> _THE REQUEST_
Quote, without change, all of the lines that follow.

> _SUPPLIED DATA_
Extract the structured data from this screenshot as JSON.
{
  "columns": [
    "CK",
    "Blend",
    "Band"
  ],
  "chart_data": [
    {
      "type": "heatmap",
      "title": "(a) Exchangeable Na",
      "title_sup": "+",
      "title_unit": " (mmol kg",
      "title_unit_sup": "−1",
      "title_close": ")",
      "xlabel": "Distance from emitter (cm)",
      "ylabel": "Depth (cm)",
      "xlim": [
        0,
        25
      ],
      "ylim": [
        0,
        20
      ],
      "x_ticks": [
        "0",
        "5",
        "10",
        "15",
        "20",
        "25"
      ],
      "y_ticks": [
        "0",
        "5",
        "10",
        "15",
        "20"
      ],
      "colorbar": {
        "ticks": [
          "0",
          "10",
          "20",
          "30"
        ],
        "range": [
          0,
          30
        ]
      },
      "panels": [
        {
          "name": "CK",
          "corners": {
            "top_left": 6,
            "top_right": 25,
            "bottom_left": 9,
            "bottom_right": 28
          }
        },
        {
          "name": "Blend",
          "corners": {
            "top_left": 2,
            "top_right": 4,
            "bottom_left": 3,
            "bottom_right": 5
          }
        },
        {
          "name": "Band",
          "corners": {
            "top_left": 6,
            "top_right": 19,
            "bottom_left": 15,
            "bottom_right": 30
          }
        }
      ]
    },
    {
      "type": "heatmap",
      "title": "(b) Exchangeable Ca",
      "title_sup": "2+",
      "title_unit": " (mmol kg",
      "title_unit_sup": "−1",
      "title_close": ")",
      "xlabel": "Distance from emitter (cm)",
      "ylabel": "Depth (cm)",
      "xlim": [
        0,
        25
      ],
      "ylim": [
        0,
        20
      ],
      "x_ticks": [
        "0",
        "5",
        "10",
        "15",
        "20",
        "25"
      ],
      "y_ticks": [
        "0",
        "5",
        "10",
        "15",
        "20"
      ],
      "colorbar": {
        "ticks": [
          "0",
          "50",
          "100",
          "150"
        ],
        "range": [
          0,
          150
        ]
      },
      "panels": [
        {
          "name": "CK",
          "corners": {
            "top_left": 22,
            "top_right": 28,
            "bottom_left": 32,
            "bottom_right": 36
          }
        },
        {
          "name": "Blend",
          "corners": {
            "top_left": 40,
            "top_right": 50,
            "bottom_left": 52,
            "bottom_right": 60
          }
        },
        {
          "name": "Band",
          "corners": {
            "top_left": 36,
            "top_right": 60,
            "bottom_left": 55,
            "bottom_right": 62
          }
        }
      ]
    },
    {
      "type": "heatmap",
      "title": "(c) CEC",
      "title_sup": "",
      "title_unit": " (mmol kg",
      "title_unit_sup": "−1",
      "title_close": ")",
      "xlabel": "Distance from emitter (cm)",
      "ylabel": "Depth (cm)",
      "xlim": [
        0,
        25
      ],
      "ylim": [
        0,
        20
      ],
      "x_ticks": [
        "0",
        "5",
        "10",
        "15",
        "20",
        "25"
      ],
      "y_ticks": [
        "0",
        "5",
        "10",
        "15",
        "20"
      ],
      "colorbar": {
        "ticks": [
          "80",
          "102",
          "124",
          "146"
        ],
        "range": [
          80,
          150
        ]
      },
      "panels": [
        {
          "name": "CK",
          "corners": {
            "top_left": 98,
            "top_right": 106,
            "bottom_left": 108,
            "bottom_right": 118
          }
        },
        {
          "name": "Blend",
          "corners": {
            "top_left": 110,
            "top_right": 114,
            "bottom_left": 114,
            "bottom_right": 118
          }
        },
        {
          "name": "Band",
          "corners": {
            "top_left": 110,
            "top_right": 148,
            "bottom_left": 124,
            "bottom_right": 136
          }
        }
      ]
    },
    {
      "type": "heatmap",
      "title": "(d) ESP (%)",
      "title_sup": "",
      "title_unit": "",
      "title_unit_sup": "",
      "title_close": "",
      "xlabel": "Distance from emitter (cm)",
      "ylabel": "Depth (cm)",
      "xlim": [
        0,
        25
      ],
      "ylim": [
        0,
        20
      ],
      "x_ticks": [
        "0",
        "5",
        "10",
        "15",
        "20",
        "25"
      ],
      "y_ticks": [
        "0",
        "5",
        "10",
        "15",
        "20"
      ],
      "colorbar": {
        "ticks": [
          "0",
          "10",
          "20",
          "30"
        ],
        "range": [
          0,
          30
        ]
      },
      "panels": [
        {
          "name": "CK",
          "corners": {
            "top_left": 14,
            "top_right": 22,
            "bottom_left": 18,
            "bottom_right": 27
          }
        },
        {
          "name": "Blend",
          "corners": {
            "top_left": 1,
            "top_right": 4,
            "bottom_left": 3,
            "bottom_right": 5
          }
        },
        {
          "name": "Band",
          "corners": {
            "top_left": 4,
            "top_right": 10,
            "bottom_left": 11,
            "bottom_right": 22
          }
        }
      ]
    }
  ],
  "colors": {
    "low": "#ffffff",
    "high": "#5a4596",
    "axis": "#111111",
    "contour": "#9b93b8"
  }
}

> _RESULT BELOW_
Extract the structured data from this screenshot as JSON.
{
  "columns": [
    "CK",
    "Blend",
    "Band"
  ],
  "chart_data": [
    {
      "type": "heatmap",
      "title": "(a) Exchangeable Na",
      "title_sup": "+",
      "title_unit": " (mmol kg",
      "title_unit_sup": "−1",
      "title_close": ")",
      "xlabel": "Distance from emitter (cm)",
      "ylabel": "Depth (cm)",
      "xlim": [
        0,
        25
      ],
      "ylim": [
        0,
        20
      ],
      "x_ticks": [
        "0",
        "5",
        "10",
        "15",
        "20",
        "25"
      ],
      "y_ticks": [
        "0",
        "5",
        "10",
        "15",
        "20"
      ],
      "colorbar": {
        "ticks": [
          "0",
          "10",
          "20",
          "30"
        ],
        "range": [
          0,
          30
        ]
      },
      "panels": [
        {
          "name": "CK",
          "corners": {
            "top_left": 6,
            "top_right": 25,
            "bottom_left": 9,
            "bottom_right": 28
          }
        },
        {
          "name": "Blend",
          "corners": {
            "top_left": 2,
            "top_right": 4,
            "bottom_left": 3,
            "bottom_right": 5
          }
        },
        {
          "name": "Band",
          "corners": {
            "top_left": 6,
            "top_right": 19,
            "bottom_left": 15,
            "bottom_right": 30
          }
        }
      ]
    },
    {
      "type": "heatmap",
      "title": "(b) Exchangeable Ca",
      "title_sup": "2+",
      "title_unit": " (mmol kg",
      "title_unit_sup": "−1",
      "title_close": ")",
      "xlabel": "Distance from emitter (cm)",
      "ylabel": "Depth (cm)",
      "xlim": [
        0,
        25
      ],
      "ylim": [
        0,
        20
      ],
      "x_ticks": [
        "0",
        "5",
        "10",
        "15",
        "20",
        "25"
      ],
      "y_ticks": [
        "0",
        "5",
        "10",
        "15",
        "20"
      ],
      "colorbar": {
        "ticks": [
          "0",
          "50",
          "100",
          "150"
        ],
        "range": [
          0,
          150
        ]
      },
      "panels": [
        {
          "name": "CK",
          "corners": {
            "top_left": 22,
            "top_right": 28,
            "bottom_left": 32,
            "bottom_right": 36
          }
        },
        {
          "name": "Blend",
          "corners": {
            "top_left": 40,
            "top_right": 50,
            "bottom_left": 52,
            "bottom_right": 60
          }
        },
        {
          "name": "Band",
          "corners": {
            "top_left": 36,
            "top_right": 60,
            "bottom_left": 55,
            "bottom_right": 62
          }
        }
      ]
    },
    {
      "type": "heatmap",
      "title": "(c) CEC",
      "title_sup": "",
      "title_unit": " (mmol kg",
      "title_unit_sup": "−1",
      "title_close": ")",
      "xlabel": "Distance from emitter (cm)",
      "ylabel": "Depth (cm)",
      "xlim": [
        0,
        25
      ],
      "ylim": [
        0,
        20
      ],
      "x_ticks": [
        "0",
        "5",
        "10",
        "15",
        "20",
        "25"
      ],
      "y_ticks": [
        "0",
        "5",
        "10",
        "15",
        "20"
      ],
      "colorbar": {
        "ticks": [
          "80",
          "102",
          "124",
          "146"
        ],
        "range": [
          80,
          150
        ]
      },
      "panels": [
        {
          "name": "CK",
          "corners": {
            "top_left": 98,
            "top_right": 106,
            "bottom_left": 108,
            "bottom_right": 118
          }
        },
        {
          "name": "Blend",
          "corners": {
            "top_left": 110,
            "top_right": 114,
            "bottom_left": 114,
            "bottom_right": 118
          }
        },
        {
          "name": "Band",
          "corners": {
            "top_left": 110,
            "top_right": 148,
            "bottom_left": 124,
            "bottom_right": 136
          }
        }
      ]
    },
    {
      "type": "heatmap",
      "title": "(d) ESP (%)",
      "title_sup": "",
      "title_unit": "",
      "title_unit_sup": "",
      "title_close": "",
      "xlabel": "Distance from emitter (cm)",
      "ylabel": "Depth (cm)",
      "xlim": [
        0,
        25
      ],
      "ylim": [
        0,
        20
      ],
      "x_ticks": [
        "0",
        "5",
        "10",
        "15",
        "20",
        "25"
      ],
      "y_ticks": [
        "0",
        "5",
        "10",
        "15",
        "20"
      ],
      "colorbar": {
        "ticks": [
          "0",
          "10",
          "20",
          "30"
        ],
        "range": [
          0,
          30
        ]
      },
      "panels": [
        {
          "name": "CK",
          "corners": {
            "top_left": 14,
            "top_right": 22,
            "bottom_left": 18,
            "bottom_right": 27
          }
        },
        {
          "name": "Blend",
          "corners": {
            "top_left": 1,
            "top_right": 4,
            "bottom_left": 3,
            "bottom_right": 5
          }
        },
        {
          "name": "Band",
          "corners": {
            "top_left": 4,
            "top_right": 10,
            "bottom_left": 11,
            "bottom_right": 22
          }
        }
      ]
    }
  ],
  "colors": {
    "low": "#ffffff",
    "high": "#5a4596",
    "axis": "#111111",
    "contour": "#9b93b8"
  }
}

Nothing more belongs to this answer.